:: WRITTEN REQUEST ::
With the pictures left out, write out exactly the lines from the one containing "Enumerate this screenshot's" through the end.

· · · · · · ·

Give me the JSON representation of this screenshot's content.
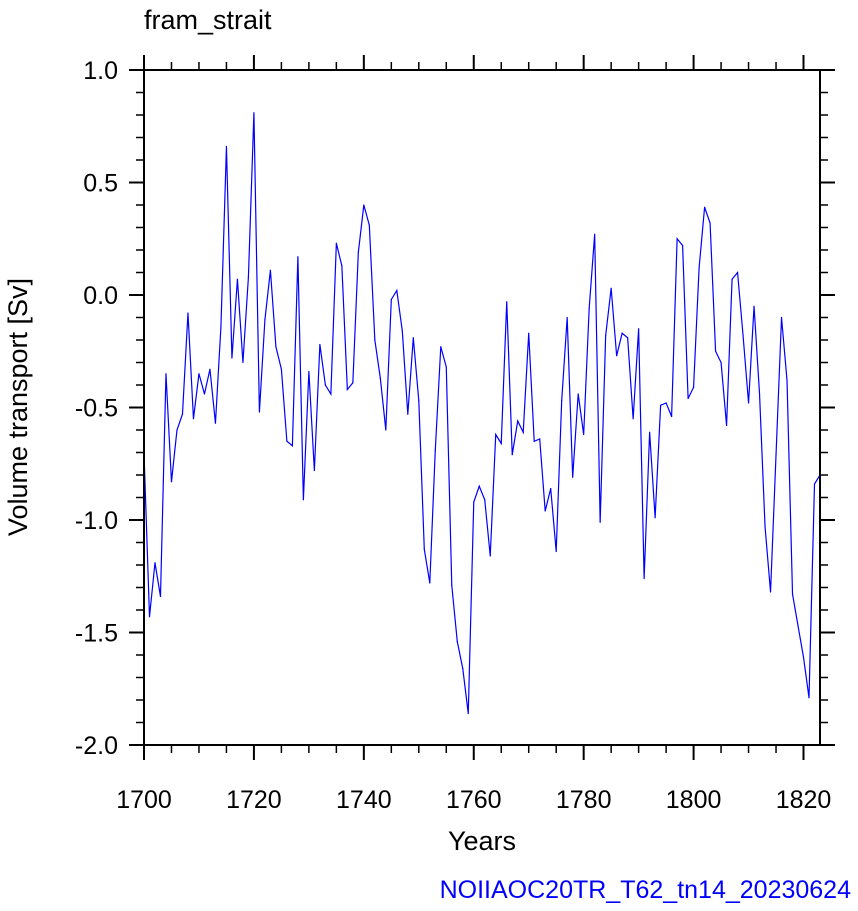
{
  "chart_data": {
    "type": "line",
    "title": "fram_strait",
    "xlabel": "Years",
    "ylabel": "Volume transport [Sv]",
    "xlim": [
      1700,
      1823
    ],
    "ylim": [
      -2.0,
      1.0
    ],
    "x_ticks": [
      "1700",
      "1720",
      "1740",
      "1760",
      "1780",
      "1800",
      "1820"
    ],
    "y_ticks": [
      "1.0",
      "0.5",
      "0.0",
      "-0.5",
      "-1.0",
      "-1.5",
      "-2.0"
    ],
    "grid": false,
    "line_color": "#0000ff",
    "x": [
      1700,
      1701,
      1702,
      1703,
      1704,
      1705,
      1706,
      1707,
      1708,
      1709,
      1710,
      1711,
      1712,
      1713,
      1714,
      1715,
      1716,
      1717,
      1718,
      1719,
      1720,
      1721,
      1722,
      1723,
      1724,
      1725,
      1726,
      1727,
      1728,
      1729,
      1730,
      1731,
      1732,
      1733,
      1734,
      1735,
      1736,
      1737,
      1738,
      1739,
      1740,
      1741,
      1742,
      1743,
      1744,
      1745,
      1746,
      1747,
      1748,
      1749,
      1750,
      1751,
      1752,
      1753,
      1754,
      1755,
      1756,
      1757,
      1758,
      1759,
      1760,
      1761,
      1762,
      1763,
      1764,
      1765,
      1766,
      1767,
      1768,
      1769,
      1770,
      1771,
      1772,
      1773,
      1774,
      1775,
      1776,
      1777,
      1778,
      1779,
      1780,
      1781,
      1782,
      1783,
      1784,
      1785,
      1786,
      1787,
      1788,
      1789,
      1790,
      1791,
      1792,
      1793,
      1794,
      1795,
      1796,
      1797,
      1798,
      1799,
      1800,
      1801,
      1802,
      1803,
      1804,
      1805,
      1806,
      1807,
      1808,
      1809,
      1810,
      1811,
      1812,
      1813,
      1814,
      1815,
      1816,
      1817,
      1818,
      1819,
      1820,
      1821,
      1822,
      1823
    ],
    "values": [
      -0.7,
      -1.43,
      -1.19,
      -1.34,
      -0.35,
      -0.83,
      -0.6,
      -0.53,
      -0.08,
      -0.55,
      -0.35,
      -0.44,
      -0.33,
      -0.57,
      -0.14,
      0.66,
      -0.28,
      0.07,
      -0.3,
      0.08,
      0.81,
      -0.52,
      -0.11,
      0.11,
      -0.23,
      -0.33,
      -0.65,
      -0.67,
      0.17,
      -0.91,
      -0.34,
      -0.78,
      -0.22,
      -0.4,
      -0.44,
      0.23,
      0.13,
      -0.42,
      -0.39,
      0.19,
      0.4,
      0.31,
      -0.2,
      -0.37,
      -0.6,
      -0.02,
      0.02,
      -0.16,
      -0.53,
      -0.19,
      -0.47,
      -1.13,
      -1.28,
      -0.69,
      -0.23,
      -0.32,
      -1.29,
      -1.54,
      -1.66,
      -1.86,
      -0.92,
      -0.85,
      -0.91,
      -1.16,
      -0.62,
      -0.66,
      -0.03,
      -0.71,
      -0.56,
      -0.61,
      -0.17,
      -0.65,
      -0.64,
      -0.96,
      -0.86,
      -1.14,
      -0.47,
      -0.1,
      -0.81,
      -0.44,
      -0.62,
      -0.06,
      0.27,
      -1.01,
      -0.18,
      0.03,
      -0.27,
      -0.17,
      -0.19,
      -0.55,
      -0.15,
      -1.26,
      -0.61,
      -0.99,
      -0.49,
      -0.48,
      -0.54,
      0.25,
      0.22,
      -0.46,
      -0.41,
      0.12,
      0.39,
      0.32,
      -0.25,
      -0.3,
      -0.58,
      0.07,
      0.1,
      -0.18,
      -0.48,
      -0.05,
      -0.44,
      -1.03,
      -1.32,
      -0.71,
      -0.1,
      -0.38,
      -1.33,
      -1.47,
      -1.61,
      -1.79,
      -0.84,
      -0.8
    ]
  },
  "run_label": "NOIIAOC20TR_T62_tn14_20230624",
  "run_label_color": "#0000ff"
}
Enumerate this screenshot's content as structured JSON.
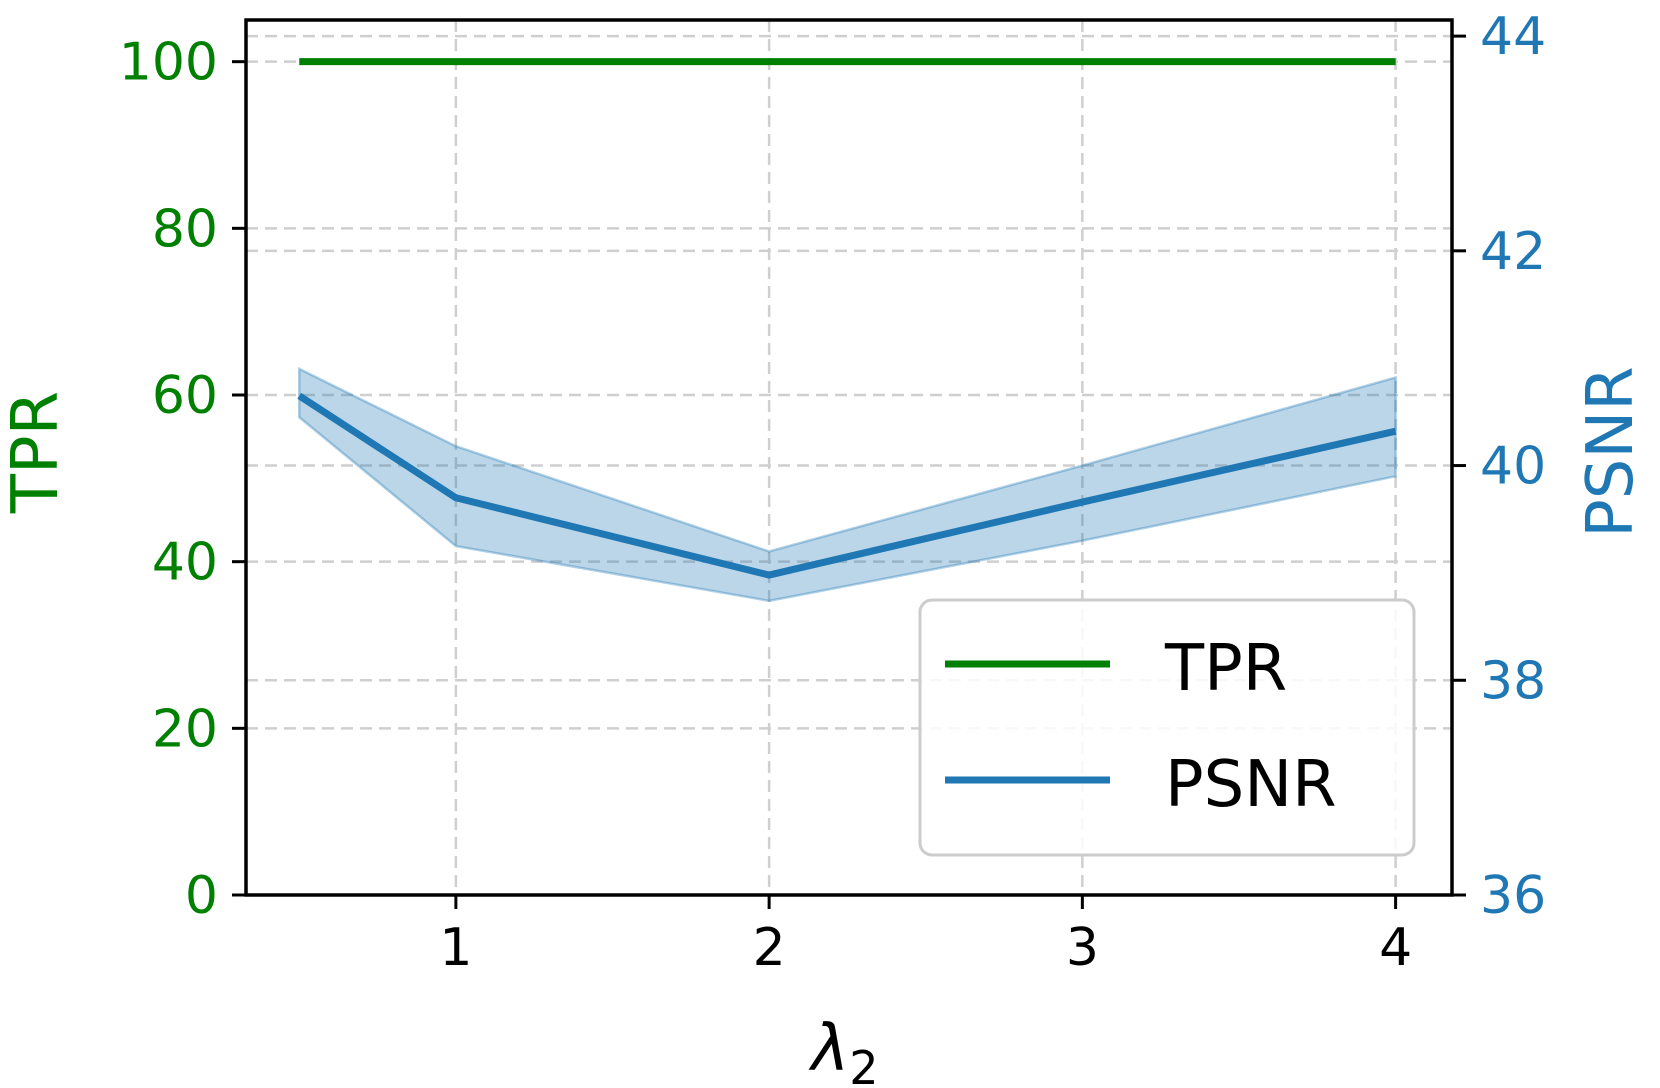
{
  "chart_data": {
    "type": "line",
    "xlabel": "λ",
    "xlabel_sub": "2",
    "x_ticks": [
      "1",
      "2",
      "3",
      "4"
    ],
    "x_tick_values": [
      1,
      2,
      3,
      4
    ],
    "xlim": [
      0.33,
      4.18
    ],
    "y_left": {
      "label": "TPR",
      "color": "#008000",
      "ticks": [
        "0",
        "20",
        "40",
        "60",
        "80",
        "100"
      ],
      "tick_values": [
        0,
        20,
        40,
        60,
        80,
        100
      ],
      "ylim": [
        0,
        105
      ]
    },
    "y_right": {
      "label": "PSNR",
      "color": "#1f77b4",
      "ticks": [
        "36",
        "38",
        "40",
        "42",
        "44"
      ],
      "tick_values": [
        36,
        38,
        40,
        42,
        44
      ],
      "ylim": [
        36,
        44.15
      ]
    },
    "grid": true,
    "legend_position": "lower-right",
    "series": [
      {
        "name": "TPR",
        "axis": "left",
        "color": "#008000",
        "x": [
          0.5,
          1,
          2,
          3,
          4
        ],
        "values": [
          100,
          100,
          100,
          100,
          100
        ]
      },
      {
        "name": "PSNR",
        "axis": "right",
        "color": "#1f77b4",
        "x": [
          0.5,
          1,
          2,
          3,
          4
        ],
        "values": [
          40.65,
          39.7,
          38.98,
          39.66,
          40.32
        ],
        "lower": [
          40.45,
          39.25,
          38.74,
          39.3,
          39.9
        ],
        "upper": [
          40.9,
          40.18,
          39.2,
          40.0,
          40.82
        ]
      }
    ]
  }
}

· · · · · · ·

:: RESULT ::
Enumerate this screenshot's content as structured JSON.
{
  "chart_data": {
    "type": "line",
    "xlabel": "λ",
    "xlabel_sub": "2",
    "x_ticks": [
      "1",
      "2",
      "3",
      "4"
    ],
    "x_tick_values": [
      1,
      2,
      3,
      4
    ],
    "xlim": [
      0.33,
      4.18
    ],
    "y_left": {
      "label": "TPR",
      "color": "#008000",
      "ticks": [
        "0",
        "20",
        "40",
        "60",
        "80",
        "100"
      ],
      "tick_values": [
        0,
        20,
        40,
        60,
        80,
        100
      ],
      "ylim": [
        0,
        105
      ]
    },
    "y_right": {
      "label": "PSNR",
      "color": "#1f77b4",
      "ticks": [
        "36",
        "38",
        "40",
        "42",
        "44"
      ],
      "tick_values": [
        36,
        38,
        40,
        42,
        44
      ],
      "ylim": [
        36,
        44.15
      ]
    },
    "grid": true,
    "legend_position": "lower-right",
    "series": [
      {
        "name": "TPR",
        "axis": "left",
        "color": "#008000",
        "x": [
          0.5,
          1,
          2,
          3,
          4
        ],
        "values": [
          100,
          100,
          100,
          100,
          100
        ]
      },
      {
        "name": "PSNR",
        "axis": "right",
        "color": "#1f77b4",
        "x": [
          0.5,
          1,
          2,
          3,
          4
        ],
        "values": [
          40.65,
          39.7,
          38.98,
          39.66,
          40.32
        ],
        "lower": [
          40.45,
          39.25,
          38.74,
          39.3,
          39.9
        ],
        "upper": [
          40.9,
          40.18,
          39.2,
          40.0,
          40.82
        ]
      }
    ]
  }
}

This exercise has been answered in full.